• [WORK REQUIRED]:
All entries below are to be set down again, identical to the source.

• [RECORDS PROVIDED]:
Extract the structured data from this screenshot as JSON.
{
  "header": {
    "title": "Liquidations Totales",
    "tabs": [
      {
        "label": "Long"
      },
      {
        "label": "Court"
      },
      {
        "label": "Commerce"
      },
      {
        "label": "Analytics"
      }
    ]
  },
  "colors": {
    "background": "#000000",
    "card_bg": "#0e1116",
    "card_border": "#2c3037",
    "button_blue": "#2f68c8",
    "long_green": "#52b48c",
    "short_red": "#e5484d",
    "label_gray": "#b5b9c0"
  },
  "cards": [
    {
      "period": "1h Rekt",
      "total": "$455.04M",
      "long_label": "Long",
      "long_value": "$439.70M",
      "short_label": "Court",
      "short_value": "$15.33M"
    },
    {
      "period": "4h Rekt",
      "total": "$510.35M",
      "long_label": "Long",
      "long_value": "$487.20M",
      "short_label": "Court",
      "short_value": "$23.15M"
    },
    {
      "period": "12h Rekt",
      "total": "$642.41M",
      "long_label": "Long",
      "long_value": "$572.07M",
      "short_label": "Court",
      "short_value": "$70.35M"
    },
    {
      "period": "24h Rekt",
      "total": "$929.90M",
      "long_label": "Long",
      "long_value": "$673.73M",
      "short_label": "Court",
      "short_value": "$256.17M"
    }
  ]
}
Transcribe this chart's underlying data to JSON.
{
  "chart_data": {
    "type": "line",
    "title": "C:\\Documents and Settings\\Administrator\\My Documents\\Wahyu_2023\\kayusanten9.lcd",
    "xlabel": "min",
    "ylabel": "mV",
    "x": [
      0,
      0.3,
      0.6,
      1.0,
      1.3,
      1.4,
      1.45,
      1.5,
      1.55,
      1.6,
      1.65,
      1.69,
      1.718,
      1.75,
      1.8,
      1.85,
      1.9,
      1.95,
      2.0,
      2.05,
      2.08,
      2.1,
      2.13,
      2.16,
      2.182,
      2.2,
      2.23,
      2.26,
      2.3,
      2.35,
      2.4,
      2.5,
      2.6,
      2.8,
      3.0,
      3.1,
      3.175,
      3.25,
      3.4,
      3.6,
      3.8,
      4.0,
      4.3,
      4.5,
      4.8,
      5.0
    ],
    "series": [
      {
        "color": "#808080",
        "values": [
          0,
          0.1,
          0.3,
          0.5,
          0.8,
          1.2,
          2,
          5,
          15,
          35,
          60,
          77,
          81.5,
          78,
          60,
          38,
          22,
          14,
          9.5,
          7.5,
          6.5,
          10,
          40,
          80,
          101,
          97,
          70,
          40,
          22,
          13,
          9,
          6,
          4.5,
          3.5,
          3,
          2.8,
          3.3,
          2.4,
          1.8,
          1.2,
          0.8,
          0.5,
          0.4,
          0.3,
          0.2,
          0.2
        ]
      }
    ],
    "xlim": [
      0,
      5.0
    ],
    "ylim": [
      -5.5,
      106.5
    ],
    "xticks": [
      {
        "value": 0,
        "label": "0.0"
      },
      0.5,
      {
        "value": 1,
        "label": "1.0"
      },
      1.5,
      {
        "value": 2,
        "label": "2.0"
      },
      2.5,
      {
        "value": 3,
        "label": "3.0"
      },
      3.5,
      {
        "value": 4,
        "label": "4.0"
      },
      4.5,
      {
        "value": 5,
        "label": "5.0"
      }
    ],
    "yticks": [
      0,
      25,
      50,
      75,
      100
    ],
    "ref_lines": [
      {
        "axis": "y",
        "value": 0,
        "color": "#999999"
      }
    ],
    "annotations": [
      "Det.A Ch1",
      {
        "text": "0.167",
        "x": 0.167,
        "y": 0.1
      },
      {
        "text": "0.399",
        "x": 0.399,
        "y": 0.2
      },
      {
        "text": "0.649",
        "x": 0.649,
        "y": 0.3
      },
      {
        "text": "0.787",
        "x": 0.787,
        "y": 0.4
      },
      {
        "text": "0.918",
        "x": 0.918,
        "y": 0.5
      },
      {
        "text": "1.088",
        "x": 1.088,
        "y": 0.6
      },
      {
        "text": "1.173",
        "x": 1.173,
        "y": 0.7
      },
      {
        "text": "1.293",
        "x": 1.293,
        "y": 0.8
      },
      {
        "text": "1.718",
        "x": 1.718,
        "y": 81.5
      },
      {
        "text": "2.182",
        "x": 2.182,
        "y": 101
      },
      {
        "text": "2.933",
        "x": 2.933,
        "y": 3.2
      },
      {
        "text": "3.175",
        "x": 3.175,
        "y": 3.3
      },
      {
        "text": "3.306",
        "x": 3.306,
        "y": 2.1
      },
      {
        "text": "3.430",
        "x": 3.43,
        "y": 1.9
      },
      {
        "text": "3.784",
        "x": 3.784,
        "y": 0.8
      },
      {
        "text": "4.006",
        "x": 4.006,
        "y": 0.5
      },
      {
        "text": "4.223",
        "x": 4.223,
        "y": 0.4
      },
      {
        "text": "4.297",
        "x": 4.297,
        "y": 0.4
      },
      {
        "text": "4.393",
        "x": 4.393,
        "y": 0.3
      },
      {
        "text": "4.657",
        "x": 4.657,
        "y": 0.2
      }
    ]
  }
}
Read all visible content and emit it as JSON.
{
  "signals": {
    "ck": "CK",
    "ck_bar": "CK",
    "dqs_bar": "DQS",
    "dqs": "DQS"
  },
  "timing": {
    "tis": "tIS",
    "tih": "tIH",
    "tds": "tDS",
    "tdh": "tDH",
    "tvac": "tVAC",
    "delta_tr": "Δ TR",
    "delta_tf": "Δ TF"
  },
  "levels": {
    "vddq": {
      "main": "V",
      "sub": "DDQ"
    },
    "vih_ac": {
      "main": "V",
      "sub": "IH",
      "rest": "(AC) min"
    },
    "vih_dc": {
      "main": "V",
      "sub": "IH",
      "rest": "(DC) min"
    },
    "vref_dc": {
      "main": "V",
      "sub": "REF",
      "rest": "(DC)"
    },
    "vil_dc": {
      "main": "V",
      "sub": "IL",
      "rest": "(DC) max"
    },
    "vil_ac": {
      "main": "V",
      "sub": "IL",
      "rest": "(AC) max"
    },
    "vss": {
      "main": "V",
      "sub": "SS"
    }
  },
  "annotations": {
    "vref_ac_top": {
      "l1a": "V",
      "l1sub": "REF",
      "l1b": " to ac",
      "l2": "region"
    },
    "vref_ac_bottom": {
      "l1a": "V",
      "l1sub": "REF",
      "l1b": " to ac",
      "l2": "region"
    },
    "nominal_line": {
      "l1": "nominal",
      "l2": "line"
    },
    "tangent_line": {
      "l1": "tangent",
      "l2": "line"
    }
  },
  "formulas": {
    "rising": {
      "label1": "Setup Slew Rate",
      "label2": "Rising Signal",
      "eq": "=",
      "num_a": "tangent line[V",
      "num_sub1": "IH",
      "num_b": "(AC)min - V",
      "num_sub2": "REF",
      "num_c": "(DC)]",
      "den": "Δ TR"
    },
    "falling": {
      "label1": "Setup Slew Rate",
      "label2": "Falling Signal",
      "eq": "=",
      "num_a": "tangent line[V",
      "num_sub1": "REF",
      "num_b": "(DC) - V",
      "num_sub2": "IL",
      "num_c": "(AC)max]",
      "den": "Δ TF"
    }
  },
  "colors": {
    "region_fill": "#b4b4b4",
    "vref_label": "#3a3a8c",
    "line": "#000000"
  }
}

• [RESULT]:
Extract the structured data from this screenshot as JSON.
{
  "header": {
    "title": "Liquidations Totales",
    "tabs": [
      {
        "label": "Long"
      },
      {
        "label": "Court"
      },
      {
        "label": "Commerce"
      },
      {
        "label": "Analytics"
      }
    ]
  },
  "colors": {
    "background": "#000000",
    "card_bg": "#0e1116",
    "card_border": "#2c3037",
    "button_blue": "#2f68c8",
    "long_green": "#52b48c",
    "short_red": "#e5484d",
    "label_gray": "#b5b9c0"
  },
  "cards": [
    {
      "period": "1h Rekt",
      "total": "$455.04M",
      "long_label": "Long",
      "long_value": "$439.70M",
      "short_label": "Court",
      "short_value": "$15.33M"
    },
    {
      "period": "4h Rekt",
      "total": "$510.35M",
      "long_label": "Long",
      "long_value": "$487.20M",
      "short_label": "Court",
      "short_value": "$23.15M"
    },
    {
      "period": "12h Rekt",
      "total": "$642.41M",
      "long_label": "Long",
      "long_value": "$572.07M",
      "short_label": "Court",
      "short_value": "$70.35M"
    },
    {
      "period": "24h Rekt",
      "total": "$929.90M",
      "long_label": "Long",
      "long_value": "$673.73M",
      "short_label": "Court",
      "short_value": "$256.17M"
    }
  ]
}
Transcribe this chart's underlying data to JSON.
{
  "chart_data": {
    "type": "line",
    "title": "C:\\Documents and Settings\\Administrator\\My Documents\\Wahyu_2023\\kayusanten9.lcd",
    "xlabel": "min",
    "ylabel": "mV",
    "x": [
      0,
      0.3,
      0.6,
      1.0,
      1.3,
      1.4,
      1.45,
      1.5,
      1.55,
      1.6,
      1.65,
      1.69,
      1.718,
      1.75,
      1.8,
      1.85,
      1.9,
      1.95,
      2.0,
      2.05,
      2.08,
      2.1,
      2.13,
      2.16,
      2.182,
      2.2,
      2.23,
      2.26,
      2.3,
      2.35,
      2.4,
      2.5,
      2.6,
      2.8,
      3.0,
      3.1,
      3.175,
      3.25,
      3.4,
      3.6,
      3.8,
      4.0,
      4.3,
      4.5,
      4.8,
      5.0
    ],
    "series": [
      {
        "color": "#808080",
        "values": [
          0,
          0.1,
          0.3,
          0.5,
          0.8,
          1.2,
          2,
          5,
          15,
          35,
          60,
          77,
          81.5,
          78,
          60,
          38,
          22,
          14,
          9.5,
          7.5,
          6.5,
          10,
          40,
          80,
          101,
          97,
          70,
          40,
          22,
          13,
          9,
          6,
          4.5,
          3.5,
          3,
          2.8,
          3.3,
          2.4,
          1.8,
          1.2,
          0.8,
          0.5,
          0.4,
          0.3,
          0.2,
          0.2
        ]
      }
    ],
    "xlim": [
      0,
      5.0
    ],
    "ylim": [
      -5.5,
      106.5
    ],
    "xticks": [
      {
        "value": 0,
        "label": "0.0"
      },
      0.5,
      {
        "value": 1,
        "label": "1.0"
      },
      1.5,
      {
        "value": 2,
        "label": "2.0"
      },
      2.5,
      {
        "value": 3,
        "label": "3.0"
      },
      3.5,
      {
        "value": 4,
        "label": "4.0"
      },
      4.5,
      {
        "value": 5,
        "label": "5.0"
      }
    ],
    "yticks": [
      0,
      25,
      50,
      75,
      100
    ],
    "ref_lines": [
      {
        "axis": "y",
        "value": 0,
        "color": "#999999"
      }
    ],
    "annotations": [
      "Det.A Ch1",
      {
        "text": "0.167",
        "x": 0.167,
        "y": 0.1
      },
      {
        "text": "0.399",
        "x": 0.399,
        "y": 0.2
      },
      {
        "text": "0.649",
        "x": 0.649,
        "y": 0.3
      },
      {
        "text": "0.787",
        "x": 0.787,
        "y": 0.4
      },
      {
        "text": "0.918",
        "x": 0.918,
        "y": 0.5
      },
      {
        "text": "1.088",
        "x": 1.088,
        "y": 0.6
      },
      {
        "text": "1.173",
        "x": 1.173,
        "y": 0.7
      },
      {
        "text": "1.293",
        "x": 1.293,
        "y": 0.8
      },
      {
        "text": "1.718",
        "x": 1.718,
        "y": 81.5
      },
      {
        "text": "2.182",
        "x": 2.182,
        "y": 101
      },
      {
        "text": "2.933",
        "x": 2.933,
        "y": 3.2
      },
      {
        "text": "3.175",
        "x": 3.175,
        "y": 3.3
      },
      {
        "text": "3.306",
        "x": 3.306,
        "y": 2.1
      },
      {
        "text": "3.430",
        "x": 3.43,
        "y": 1.9
      },
      {
        "text": "3.784",
        "x": 3.784,
        "y": 0.8
      },
      {
        "text": "4.006",
        "x": 4.006,
        "y": 0.5
      },
      {
        "text": "4.223",
        "x": 4.223,
        "y": 0.4
      },
      {
        "text": "4.297",
        "x": 4.297,
        "y": 0.4
      },
      {
        "text": "4.393",
        "x": 4.393,
        "y": 0.3
      },
      {
        "text": "4.657",
        "x": 4.657,
        "y": 0.2
      }
    ]
  }
}
Read all visible content and emit it as JSON.
{
  "signals": {
    "ck": "CK",
    "ck_bar": "CK",
    "dqs_bar": "DQS",
    "dqs": "DQS"
  },
  "timing": {
    "tis": "tIS",
    "tih": "tIH",
    "tds": "tDS",
    "tdh": "tDH",
    "tvac": "tVAC",
    "delta_tr": "Δ TR",
    "delta_tf": "Δ TF"
  },
  "levels": {
    "vddq": {
      "main": "V",
      "sub": "DDQ"
    },
    "vih_ac": {
      "main": "V",
      "sub": "IH",
      "rest": "(AC) min"
    },
    "vih_dc": {
      "main": "V",
      "sub": "IH",
      "rest": "(DC) min"
    },
    "vref_dc": {
      "main": "V",
      "sub": "REF",
      "rest": "(DC)"
    },
    "vil_dc": {
      "main": "V",
      "sub": "IL",
      "rest": "(DC) max"
    },
    "vil_ac": {
      "main": "V",
      "sub": "IL",
      "rest": "(AC) max"
    },
    "vss": {
      "main": "V",
      "sub": "SS"
    }
  },
  "annotations": {
    "vref_ac_top": {
      "l1a": "V",
      "l1sub": "REF",
      "l1b": " to ac",
      "l2": "region"
    },
    "vref_ac_bottom": {
      "l1a": "V",
      "l1sub": "REF",
      "l1b": " to ac",
      "l2": "region"
    },
    "nominal_line": {
      "l1": "nominal",
      "l2": "line"
    },
    "tangent_line": {
      "l1": "tangent",
      "l2": "line"
    }
  },
  "formulas": {
    "rising": {
      "label1": "Setup Slew Rate",
      "label2": "Rising Signal",
      "eq": "=",
      "num_a": "tangent line[V",
      "num_sub1": "IH",
      "num_b": "(AC)min - V",
      "num_sub2": "REF",
      "num_c": "(DC)]",
      "den": "Δ TR"
    },
    "falling": {
      "label1": "Setup Slew Rate",
      "label2": "Falling Signal",
      "eq": "=",
      "num_a": "tangent line[V",
      "num_sub1": "REF",
      "num_b": "(DC) - V",
      "num_sub2": "IL",
      "num_c": "(AC)max]",
      "den": "Δ TF"
    }
  },
  "colors": {
    "region_fill": "#b4b4b4",
    "vref_label": "#3a3a8c",
    "line": "#000000"
  }
}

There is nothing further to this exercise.